*** Records shown ***

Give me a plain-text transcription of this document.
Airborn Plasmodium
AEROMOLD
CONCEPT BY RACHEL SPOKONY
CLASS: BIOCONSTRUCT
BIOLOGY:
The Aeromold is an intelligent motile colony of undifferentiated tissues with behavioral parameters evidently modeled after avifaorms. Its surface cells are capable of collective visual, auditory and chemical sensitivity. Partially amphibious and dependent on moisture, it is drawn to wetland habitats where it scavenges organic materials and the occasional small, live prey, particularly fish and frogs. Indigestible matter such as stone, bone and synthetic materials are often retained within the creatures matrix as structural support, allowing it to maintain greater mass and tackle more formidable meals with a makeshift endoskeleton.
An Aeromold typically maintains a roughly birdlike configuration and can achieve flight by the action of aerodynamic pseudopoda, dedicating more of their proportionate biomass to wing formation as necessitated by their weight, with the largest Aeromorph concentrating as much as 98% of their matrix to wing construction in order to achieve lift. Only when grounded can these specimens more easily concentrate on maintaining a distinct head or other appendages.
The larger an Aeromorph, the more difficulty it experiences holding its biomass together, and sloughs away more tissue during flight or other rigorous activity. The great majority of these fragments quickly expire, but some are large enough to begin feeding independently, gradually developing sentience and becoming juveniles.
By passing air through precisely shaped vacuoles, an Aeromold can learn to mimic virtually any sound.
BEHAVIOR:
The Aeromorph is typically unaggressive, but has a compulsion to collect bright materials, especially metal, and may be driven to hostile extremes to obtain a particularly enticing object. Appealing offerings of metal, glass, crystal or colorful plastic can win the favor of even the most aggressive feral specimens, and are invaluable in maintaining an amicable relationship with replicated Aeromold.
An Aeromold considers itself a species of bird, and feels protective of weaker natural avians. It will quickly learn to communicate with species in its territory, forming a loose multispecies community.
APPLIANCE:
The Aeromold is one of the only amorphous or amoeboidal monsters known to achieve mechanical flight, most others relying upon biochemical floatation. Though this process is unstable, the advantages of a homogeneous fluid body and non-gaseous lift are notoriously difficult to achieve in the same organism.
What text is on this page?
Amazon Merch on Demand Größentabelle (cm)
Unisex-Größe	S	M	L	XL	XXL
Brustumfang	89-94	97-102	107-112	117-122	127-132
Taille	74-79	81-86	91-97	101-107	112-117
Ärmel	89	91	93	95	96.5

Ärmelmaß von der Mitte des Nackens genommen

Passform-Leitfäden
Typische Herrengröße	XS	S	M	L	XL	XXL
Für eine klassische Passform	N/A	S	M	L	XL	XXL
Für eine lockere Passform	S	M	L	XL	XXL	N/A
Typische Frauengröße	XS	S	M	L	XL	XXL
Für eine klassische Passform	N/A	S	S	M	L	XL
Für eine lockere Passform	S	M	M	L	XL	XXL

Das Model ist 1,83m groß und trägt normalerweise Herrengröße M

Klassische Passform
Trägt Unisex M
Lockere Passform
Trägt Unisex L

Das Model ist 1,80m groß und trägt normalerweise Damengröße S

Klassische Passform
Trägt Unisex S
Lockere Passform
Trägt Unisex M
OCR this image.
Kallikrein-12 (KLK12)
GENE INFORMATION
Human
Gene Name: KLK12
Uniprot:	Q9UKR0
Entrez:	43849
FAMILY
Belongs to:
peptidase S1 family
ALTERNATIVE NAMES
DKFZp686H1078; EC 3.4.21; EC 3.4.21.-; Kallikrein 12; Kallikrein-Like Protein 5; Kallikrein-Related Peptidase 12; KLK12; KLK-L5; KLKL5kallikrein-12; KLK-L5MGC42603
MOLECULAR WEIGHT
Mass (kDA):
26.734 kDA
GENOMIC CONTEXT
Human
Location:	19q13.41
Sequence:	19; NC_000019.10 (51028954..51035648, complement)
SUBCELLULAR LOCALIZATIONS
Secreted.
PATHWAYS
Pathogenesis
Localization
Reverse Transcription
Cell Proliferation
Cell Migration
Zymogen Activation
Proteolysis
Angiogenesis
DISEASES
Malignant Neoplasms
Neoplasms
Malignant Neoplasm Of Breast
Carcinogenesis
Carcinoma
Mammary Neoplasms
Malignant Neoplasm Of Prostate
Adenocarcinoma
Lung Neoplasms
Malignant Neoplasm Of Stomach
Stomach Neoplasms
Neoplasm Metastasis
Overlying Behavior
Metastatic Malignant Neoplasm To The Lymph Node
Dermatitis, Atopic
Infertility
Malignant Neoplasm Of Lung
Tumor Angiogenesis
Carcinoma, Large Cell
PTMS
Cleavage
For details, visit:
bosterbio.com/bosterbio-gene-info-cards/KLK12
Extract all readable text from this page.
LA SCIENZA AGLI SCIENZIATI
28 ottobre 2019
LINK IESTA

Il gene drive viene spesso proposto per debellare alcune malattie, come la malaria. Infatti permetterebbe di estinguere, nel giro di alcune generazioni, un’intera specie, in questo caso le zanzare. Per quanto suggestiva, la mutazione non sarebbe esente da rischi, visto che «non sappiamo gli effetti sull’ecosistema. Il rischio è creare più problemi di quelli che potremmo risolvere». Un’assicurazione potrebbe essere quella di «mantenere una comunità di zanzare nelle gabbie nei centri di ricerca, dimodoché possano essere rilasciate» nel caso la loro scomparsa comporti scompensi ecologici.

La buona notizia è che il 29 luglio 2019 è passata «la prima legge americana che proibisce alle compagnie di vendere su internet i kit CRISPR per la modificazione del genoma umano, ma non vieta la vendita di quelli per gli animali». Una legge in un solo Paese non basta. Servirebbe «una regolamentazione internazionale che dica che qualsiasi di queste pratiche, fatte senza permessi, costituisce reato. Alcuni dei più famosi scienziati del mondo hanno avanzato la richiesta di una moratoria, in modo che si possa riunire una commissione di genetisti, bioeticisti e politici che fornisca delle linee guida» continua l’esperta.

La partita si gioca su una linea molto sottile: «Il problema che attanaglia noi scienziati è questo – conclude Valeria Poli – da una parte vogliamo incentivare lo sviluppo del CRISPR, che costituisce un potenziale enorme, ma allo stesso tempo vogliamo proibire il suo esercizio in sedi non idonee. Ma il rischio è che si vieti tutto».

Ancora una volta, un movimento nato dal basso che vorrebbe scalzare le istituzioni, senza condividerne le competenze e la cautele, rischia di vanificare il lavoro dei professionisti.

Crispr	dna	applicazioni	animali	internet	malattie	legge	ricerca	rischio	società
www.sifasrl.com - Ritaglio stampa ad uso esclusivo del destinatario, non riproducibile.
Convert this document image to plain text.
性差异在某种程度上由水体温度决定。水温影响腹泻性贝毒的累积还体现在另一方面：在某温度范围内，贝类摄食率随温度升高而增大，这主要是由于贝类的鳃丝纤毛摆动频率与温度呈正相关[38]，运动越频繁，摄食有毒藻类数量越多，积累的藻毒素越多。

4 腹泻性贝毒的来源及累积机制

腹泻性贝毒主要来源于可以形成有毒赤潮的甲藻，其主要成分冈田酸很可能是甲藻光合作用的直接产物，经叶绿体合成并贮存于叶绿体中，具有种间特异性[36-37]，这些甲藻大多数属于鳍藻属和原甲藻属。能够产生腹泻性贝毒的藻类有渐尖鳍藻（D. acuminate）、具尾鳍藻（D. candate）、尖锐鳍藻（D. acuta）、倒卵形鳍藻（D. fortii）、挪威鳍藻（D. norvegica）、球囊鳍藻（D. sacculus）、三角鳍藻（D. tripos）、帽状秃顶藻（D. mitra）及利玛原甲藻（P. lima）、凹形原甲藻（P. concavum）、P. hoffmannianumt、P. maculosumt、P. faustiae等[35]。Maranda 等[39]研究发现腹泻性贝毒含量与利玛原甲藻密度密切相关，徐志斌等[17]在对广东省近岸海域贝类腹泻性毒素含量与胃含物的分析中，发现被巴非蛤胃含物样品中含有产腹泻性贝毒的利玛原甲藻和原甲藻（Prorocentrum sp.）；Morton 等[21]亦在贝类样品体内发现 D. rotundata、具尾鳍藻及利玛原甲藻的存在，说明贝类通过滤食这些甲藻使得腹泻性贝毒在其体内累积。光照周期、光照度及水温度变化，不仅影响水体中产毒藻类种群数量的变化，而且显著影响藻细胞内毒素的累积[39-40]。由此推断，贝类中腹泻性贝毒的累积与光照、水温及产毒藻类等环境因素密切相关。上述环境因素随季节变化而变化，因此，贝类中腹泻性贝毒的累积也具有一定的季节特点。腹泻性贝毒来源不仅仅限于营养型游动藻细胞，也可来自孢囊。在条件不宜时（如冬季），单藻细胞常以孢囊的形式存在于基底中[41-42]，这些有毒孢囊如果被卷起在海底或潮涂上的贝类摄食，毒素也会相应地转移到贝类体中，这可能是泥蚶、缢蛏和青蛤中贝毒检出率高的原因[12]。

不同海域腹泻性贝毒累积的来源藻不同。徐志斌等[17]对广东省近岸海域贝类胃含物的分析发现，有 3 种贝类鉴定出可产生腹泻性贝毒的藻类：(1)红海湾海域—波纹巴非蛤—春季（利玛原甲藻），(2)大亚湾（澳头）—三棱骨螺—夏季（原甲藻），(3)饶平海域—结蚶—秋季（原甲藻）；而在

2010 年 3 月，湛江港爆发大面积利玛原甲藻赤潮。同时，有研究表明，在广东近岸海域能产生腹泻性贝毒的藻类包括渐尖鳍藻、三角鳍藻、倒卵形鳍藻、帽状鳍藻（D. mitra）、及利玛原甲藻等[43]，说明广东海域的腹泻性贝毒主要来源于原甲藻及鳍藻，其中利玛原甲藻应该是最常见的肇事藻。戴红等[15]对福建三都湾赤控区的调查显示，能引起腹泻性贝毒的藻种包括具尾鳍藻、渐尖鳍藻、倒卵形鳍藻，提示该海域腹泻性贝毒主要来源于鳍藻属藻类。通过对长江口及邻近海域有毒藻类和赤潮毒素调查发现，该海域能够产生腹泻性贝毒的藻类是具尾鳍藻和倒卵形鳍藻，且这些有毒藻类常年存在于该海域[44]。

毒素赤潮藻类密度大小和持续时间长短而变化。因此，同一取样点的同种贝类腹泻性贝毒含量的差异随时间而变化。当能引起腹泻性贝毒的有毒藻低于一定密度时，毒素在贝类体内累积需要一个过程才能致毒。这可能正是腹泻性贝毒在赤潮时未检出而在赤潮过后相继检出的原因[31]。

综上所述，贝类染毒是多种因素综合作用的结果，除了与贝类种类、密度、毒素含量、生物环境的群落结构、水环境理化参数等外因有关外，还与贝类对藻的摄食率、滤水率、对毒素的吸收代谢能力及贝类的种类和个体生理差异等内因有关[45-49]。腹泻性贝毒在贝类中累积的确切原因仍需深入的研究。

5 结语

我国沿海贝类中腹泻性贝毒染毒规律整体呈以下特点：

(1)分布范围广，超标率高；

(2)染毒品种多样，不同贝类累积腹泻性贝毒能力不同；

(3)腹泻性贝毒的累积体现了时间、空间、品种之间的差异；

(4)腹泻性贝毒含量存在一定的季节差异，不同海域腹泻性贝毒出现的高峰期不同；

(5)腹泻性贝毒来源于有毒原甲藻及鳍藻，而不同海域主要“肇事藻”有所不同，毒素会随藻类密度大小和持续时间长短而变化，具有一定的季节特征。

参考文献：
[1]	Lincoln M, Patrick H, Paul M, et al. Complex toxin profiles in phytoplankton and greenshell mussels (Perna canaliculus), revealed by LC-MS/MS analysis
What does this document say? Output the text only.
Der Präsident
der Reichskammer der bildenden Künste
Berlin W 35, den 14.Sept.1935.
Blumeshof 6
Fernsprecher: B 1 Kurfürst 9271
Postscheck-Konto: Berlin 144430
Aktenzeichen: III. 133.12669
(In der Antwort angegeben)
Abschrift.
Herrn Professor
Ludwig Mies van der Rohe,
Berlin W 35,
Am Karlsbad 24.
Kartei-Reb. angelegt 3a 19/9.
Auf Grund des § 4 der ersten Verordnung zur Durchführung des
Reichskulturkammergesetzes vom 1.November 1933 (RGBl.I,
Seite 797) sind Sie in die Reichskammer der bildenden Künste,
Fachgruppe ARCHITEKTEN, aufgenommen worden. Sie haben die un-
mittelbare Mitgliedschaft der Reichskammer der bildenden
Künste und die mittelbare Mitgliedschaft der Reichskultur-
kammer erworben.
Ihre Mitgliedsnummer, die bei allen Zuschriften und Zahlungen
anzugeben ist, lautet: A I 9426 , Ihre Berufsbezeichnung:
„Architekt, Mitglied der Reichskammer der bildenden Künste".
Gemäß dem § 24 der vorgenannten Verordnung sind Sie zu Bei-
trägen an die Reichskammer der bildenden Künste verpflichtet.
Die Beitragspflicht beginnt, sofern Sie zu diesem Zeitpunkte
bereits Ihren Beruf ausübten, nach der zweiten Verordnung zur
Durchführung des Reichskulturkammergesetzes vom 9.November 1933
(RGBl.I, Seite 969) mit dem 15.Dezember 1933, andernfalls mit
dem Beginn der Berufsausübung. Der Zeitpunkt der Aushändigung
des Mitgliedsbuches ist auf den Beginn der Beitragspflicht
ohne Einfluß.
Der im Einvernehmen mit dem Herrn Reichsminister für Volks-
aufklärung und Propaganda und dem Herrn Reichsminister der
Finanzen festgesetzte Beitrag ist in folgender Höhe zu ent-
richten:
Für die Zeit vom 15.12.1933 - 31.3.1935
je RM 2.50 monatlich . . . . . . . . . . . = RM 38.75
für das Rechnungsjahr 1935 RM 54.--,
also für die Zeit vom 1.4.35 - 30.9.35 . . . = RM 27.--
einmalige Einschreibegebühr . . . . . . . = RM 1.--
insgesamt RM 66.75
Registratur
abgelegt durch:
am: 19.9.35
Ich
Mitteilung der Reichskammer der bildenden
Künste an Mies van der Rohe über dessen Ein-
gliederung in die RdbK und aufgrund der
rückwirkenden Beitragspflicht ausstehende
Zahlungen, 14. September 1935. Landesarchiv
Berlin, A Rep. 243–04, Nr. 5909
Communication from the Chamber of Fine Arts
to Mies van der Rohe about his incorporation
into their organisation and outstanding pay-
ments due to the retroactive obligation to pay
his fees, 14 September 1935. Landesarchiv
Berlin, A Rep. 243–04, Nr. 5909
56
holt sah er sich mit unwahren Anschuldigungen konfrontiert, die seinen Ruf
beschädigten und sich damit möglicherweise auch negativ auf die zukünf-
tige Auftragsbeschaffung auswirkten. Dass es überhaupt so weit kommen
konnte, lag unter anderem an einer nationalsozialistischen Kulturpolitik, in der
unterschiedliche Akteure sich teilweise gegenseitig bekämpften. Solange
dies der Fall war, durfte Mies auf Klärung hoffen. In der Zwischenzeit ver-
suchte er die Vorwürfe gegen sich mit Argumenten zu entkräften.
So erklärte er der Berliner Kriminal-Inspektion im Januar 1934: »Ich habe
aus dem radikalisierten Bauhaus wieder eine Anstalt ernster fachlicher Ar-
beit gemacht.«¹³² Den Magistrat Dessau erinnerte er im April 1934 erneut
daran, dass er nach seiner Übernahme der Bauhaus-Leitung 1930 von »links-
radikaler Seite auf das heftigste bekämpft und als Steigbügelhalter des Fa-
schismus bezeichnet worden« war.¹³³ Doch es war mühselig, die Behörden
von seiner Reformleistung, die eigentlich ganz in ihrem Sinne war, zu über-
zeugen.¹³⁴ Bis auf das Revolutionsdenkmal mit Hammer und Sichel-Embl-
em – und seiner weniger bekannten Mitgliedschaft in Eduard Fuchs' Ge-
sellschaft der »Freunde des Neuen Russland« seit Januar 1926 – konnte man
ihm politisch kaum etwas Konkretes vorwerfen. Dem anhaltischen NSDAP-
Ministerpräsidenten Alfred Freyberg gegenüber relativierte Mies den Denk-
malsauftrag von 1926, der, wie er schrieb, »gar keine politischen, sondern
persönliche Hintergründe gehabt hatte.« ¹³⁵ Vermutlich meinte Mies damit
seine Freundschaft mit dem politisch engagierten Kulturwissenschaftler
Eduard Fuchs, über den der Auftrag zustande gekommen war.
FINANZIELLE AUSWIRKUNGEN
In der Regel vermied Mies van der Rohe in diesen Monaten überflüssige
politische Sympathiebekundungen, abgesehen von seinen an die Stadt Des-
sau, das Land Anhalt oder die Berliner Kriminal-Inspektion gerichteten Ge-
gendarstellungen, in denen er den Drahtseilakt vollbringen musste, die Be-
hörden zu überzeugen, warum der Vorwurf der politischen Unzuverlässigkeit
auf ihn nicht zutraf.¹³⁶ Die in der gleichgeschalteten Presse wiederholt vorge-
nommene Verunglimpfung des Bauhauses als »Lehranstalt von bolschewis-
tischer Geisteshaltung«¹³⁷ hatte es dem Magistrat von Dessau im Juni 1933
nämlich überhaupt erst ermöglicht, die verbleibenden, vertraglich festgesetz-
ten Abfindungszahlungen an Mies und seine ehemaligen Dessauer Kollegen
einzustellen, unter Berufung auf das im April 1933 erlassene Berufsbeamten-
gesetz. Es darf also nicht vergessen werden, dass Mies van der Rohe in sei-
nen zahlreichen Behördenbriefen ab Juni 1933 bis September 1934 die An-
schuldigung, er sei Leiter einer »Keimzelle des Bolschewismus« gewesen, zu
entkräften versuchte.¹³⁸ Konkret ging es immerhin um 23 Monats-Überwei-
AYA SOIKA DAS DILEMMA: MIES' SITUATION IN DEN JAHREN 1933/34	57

*** End of Records shown ***

• Task to complete
State the number of lines in the entries above that contain the word "ricerca", and nothing more.

• Response for this exercise
2